The listing below should be written out exactly; please include all of it.

··· Input material

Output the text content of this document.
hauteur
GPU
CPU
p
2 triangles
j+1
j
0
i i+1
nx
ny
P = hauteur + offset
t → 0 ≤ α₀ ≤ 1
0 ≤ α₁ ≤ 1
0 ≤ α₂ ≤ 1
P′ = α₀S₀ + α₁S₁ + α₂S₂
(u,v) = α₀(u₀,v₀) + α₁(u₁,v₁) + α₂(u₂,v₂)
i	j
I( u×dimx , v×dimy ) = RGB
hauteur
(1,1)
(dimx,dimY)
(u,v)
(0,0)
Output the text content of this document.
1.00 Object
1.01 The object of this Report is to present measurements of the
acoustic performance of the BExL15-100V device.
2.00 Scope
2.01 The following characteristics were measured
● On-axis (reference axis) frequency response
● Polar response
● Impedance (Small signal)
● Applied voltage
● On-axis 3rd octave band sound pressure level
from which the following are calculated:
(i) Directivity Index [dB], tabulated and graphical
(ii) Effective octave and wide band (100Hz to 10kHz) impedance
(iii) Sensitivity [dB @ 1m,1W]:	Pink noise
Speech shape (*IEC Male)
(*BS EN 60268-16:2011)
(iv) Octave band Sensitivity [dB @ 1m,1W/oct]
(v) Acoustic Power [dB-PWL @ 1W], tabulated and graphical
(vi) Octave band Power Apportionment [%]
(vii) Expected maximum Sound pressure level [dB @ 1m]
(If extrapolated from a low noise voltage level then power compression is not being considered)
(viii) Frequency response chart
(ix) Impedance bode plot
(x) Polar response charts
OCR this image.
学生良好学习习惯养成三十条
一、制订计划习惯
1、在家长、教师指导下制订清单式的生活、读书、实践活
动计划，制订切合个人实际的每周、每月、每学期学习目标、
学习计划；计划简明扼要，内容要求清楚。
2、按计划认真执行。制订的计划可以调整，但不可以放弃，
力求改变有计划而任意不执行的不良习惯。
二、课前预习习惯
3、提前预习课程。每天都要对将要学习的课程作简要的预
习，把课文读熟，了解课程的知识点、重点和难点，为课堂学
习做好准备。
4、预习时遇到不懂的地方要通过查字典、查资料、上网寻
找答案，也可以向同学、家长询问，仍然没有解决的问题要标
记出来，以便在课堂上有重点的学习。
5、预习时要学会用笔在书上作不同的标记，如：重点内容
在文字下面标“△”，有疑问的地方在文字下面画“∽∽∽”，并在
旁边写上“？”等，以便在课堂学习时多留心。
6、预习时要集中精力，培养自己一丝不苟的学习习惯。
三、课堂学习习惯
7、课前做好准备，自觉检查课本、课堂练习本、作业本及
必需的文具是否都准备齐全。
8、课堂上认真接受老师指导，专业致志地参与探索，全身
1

······

» **Response**:
Output the text content of this document.
hauteur
GPU
CPU
p
2 triangles
j+1
j
0
i i+1
nx
ny
P = hauteur + offset
t → 0 ≤ α₀ ≤ 1
0 ≤ α₁ ≤ 1
0 ≤ α₂ ≤ 1
P′ = α₀S₀ + α₁S₁ + α₂S₂
(u,v) = α₀(u₀,v₀) + α₁(u₁,v₁) + α₂(u₂,v₂)
i	j
I( u×dimx , v×dimy ) = RGB
hauteur
(1,1)
(dimx,dimY)
(u,v)
(0,0)
Output the text content of this document.
1.00 Object
1.01 The object of this Report is to present measurements of the
acoustic performance of the BExL15-100V device.
2.00 Scope
2.01 The following characteristics were measured
● On-axis (reference axis) frequency response
● Polar response
● Impedance (Small signal)
● Applied voltage
● On-axis 3rd octave band sound pressure level
from which the following are calculated:
(i) Directivity Index [dB], tabulated and graphical
(ii) Effective octave and wide band (100Hz to 10kHz) impedance
(iii) Sensitivity [dB @ 1m,1W]:	Pink noise
Speech shape (*IEC Male)
(*BS EN 60268-16:2011)
(iv) Octave band Sensitivity [dB @ 1m,1W/oct]
(v) Acoustic Power [dB-PWL @ 1W], tabulated and graphical
(vi) Octave band Power Apportionment [%]
(vii) Expected maximum Sound pressure level [dB @ 1m]
(If extrapolated from a low noise voltage level then power compression is not being considered)
(viii) Frequency response chart
(ix) Impedance bode plot
(x) Polar response charts
OCR this image.
学生良好学习习惯养成三十条
一、制订计划习惯
1、在家长、教师指导下制订清单式的生活、读书、实践活
动计划，制订切合个人实际的每周、每月、每学期学习目标、
学习计划；计划简明扼要，内容要求清楚。
2、按计划认真执行。制订的计划可以调整，但不可以放弃，
力求改变有计划而任意不执行的不良习惯。
二、课前预习习惯
3、提前预习课程。每天都要对将要学习的课程作简要的预
习，把课文读熟，了解课程的知识点、重点和难点，为课堂学
习做好准备。
4、预习时遇到不懂的地方要通过查字典、查资料、上网寻
找答案，也可以向同学、家长询问，仍然没有解决的问题要标
记出来，以便在课堂上有重点的学习。
5、预习时要学会用笔在书上作不同的标记，如：重点内容
在文字下面标“△”，有疑问的地方在文字下面画“∽∽∽”，并在
旁边写上“？”等，以便在课堂学习时多留心。
6、预习时要集中精力，培养自己一丝不苟的学习习惯。
三、课堂学习习惯
7、课前做好准备，自觉检查课本、课堂练习本、作业本及
必需的文具是否都准备齐全。
8、课堂上认真接受老师指导，专业致志地参与探索，全身
1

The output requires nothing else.